▸ **Challenge**: From the forum thread about getting a bunny, extract word for word the part that opens with the words containing "P.S she/he is" and closes with "know about bunnies.".

▸ **Extract**:
# Upcoming Bunny



## belabunny (Mar 25, 2012)

Im getting a bunny probably in a week or two and I want to be prepared. Any thing on cages, food , activity, etc.





P.S she/he is gonna be an outdoor bunny

:?Thanks


----------



## ZRabbits (Mar 25, 2012)

Welcome to the Forum. 

Lots of info in the RO Library regarding everything you want to know about bunnies.

Also I'd check out a few threads that talk about Hutches if you are looking to home your bunny outside. Some pretty nice set ups or do a search online about outside cages for bunnies. Lots of info out there. 

My only advise is to watch temperature (cold/hot). Severe weather can affect a bunny, but there are ways to make them comfortable in those extreme weather conditions.

Plus if you have them outside, make sure you visit them often so that you can observe and learn their personality. As prey animals, they tend to hide illnesses very well and you need to be quick if there any signs your bunny just isn't acting him/her self. 

Good Luck. Bunnies are loads of fun. And are awesome animals to get to know.

K


----------



## MILU (Mar 25, 2012)

Spend lots of time with your new best friend, so you can bond well. Bunnies sometimes are VERY loving and can't stay away from you, but if you don't spend time enough together you might have the feeling that your bun doesn't care about you.. but it's just a matter of spending time together. 
Oh there's so much to say about rabbits.. I can't give good advice on food/housing as I'm in another country.. but I wish you the best of luck with your new friend!! :goodluck


----------



## MILU (Mar 25, 2012)

Ah, Rabbitats is a must see for an outdoor rabbit, they have lots of ideas of how to make the most incredible/awesome houses for your bunny!!

http://www.facebook.com/pages/Rabbitats/185445044811381

http://www.facebook.com/media/set/?set=a.332076510148233.78227.185445044811381&type=1

http://www.facebook.com/media/set/?set=a.332096526812898.78231.185445044811381&type=1

http://www.facebook.com/media/set/?set=a.331374313551786.78054.185445044811381&type=1

This is their website. 
http://www.rabbitatsforhumanity.org/index.html

Btw, are you adopting a rabbit? I hope so, it's much better than buying! 
Well, I hope the info is useful..


----------



## belabunny (Mar 25, 2012)

thanks!


----------



## Oreonme (Mar 26, 2012)

hey iza it me oreonme(Vicky your cousin)The babies havent opened there eyes yet butr will son.
:missyou:nosir:


----------

▸ **Stored data**:
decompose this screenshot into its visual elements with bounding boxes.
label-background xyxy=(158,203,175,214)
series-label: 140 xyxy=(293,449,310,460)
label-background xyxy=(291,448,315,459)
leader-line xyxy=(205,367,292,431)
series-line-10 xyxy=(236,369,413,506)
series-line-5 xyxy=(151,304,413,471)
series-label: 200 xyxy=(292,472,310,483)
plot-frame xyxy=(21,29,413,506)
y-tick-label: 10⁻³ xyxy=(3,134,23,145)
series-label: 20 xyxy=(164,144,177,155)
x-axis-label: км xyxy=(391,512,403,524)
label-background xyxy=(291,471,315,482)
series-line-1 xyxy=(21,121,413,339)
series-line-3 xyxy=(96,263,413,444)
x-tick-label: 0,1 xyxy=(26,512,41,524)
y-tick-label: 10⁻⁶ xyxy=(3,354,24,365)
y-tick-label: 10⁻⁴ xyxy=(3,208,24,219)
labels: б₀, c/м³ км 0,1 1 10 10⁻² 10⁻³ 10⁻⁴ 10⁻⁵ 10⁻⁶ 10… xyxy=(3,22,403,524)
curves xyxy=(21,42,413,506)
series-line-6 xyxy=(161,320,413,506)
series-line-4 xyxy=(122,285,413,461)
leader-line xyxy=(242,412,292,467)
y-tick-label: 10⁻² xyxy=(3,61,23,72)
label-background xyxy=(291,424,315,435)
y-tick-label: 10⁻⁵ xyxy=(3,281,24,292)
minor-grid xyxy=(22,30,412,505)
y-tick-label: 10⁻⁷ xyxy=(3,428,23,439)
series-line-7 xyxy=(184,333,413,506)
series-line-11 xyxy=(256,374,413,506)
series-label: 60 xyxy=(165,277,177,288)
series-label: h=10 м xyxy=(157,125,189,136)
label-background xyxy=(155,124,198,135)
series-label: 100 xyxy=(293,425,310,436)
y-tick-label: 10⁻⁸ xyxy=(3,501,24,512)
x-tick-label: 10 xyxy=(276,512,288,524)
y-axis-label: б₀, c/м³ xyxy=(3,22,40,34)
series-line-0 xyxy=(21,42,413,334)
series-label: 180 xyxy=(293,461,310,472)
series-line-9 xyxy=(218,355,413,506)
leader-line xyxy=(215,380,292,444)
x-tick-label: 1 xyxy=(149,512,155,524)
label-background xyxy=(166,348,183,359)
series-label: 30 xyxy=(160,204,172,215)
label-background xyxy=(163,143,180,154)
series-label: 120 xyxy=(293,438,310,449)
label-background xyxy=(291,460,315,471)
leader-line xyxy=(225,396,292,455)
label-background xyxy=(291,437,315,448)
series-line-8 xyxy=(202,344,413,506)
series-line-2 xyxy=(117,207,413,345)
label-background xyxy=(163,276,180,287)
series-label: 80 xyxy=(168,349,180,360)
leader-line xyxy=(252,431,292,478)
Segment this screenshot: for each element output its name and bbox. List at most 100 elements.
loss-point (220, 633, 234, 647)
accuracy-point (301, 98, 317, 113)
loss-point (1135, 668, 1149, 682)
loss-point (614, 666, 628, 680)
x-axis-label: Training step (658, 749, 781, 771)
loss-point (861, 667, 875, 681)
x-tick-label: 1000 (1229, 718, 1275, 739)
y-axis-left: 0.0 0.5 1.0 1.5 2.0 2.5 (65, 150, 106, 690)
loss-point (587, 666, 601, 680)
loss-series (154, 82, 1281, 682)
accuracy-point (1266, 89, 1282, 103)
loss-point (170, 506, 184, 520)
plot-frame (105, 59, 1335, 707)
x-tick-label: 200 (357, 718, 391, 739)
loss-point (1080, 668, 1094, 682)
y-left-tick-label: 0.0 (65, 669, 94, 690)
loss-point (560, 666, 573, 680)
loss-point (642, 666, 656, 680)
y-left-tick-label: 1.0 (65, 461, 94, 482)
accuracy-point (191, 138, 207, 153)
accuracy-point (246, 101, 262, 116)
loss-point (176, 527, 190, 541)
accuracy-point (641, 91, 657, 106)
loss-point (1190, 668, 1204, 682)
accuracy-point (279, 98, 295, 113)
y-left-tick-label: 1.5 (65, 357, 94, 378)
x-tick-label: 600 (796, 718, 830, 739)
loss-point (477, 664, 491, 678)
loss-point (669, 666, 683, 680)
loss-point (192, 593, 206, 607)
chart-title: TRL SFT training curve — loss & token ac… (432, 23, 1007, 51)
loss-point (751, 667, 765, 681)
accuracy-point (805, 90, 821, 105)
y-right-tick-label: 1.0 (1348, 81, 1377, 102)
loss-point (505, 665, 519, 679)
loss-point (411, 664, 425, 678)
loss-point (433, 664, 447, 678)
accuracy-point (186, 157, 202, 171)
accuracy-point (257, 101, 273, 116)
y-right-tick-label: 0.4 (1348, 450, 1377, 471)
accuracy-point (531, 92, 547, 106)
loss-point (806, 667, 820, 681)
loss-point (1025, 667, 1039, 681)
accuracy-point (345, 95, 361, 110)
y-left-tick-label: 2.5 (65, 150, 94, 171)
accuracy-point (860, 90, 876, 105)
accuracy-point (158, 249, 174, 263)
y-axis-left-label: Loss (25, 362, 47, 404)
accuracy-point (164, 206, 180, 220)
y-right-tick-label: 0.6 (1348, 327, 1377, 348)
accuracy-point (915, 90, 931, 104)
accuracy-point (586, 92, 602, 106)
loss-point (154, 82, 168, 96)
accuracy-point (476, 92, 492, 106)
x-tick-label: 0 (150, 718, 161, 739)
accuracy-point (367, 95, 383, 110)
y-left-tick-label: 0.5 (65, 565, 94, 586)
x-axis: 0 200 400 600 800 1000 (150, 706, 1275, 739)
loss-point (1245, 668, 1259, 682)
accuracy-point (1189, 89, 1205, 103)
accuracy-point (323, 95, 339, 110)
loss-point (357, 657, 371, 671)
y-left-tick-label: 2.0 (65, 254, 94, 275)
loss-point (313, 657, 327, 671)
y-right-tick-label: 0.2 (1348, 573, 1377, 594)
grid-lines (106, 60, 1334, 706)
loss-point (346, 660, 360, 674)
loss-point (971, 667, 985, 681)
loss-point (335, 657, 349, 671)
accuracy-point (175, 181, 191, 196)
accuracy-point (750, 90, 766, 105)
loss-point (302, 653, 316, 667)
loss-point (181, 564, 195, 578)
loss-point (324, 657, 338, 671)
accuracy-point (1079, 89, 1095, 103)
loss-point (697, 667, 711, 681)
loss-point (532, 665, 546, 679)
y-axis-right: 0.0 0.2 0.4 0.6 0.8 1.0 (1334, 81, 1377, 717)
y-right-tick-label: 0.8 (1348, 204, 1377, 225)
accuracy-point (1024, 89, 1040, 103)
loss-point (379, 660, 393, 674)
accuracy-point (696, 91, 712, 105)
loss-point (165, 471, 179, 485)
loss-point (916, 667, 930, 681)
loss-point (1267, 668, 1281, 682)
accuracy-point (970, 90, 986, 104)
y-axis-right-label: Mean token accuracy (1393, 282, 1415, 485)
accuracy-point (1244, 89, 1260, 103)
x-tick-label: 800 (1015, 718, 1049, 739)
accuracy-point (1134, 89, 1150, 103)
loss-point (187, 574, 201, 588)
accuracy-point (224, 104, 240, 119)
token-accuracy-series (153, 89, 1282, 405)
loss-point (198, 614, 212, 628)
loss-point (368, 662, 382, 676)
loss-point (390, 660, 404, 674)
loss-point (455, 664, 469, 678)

▸ **Result below**:
P.S she/he is gonna be an outdoor bunny

:?Thanks


----------



## ZRabbits (Mar 25, 2012)

Welcome to the Forum. 

Lots of info in the RO Library regarding everything you want to know about bunnies.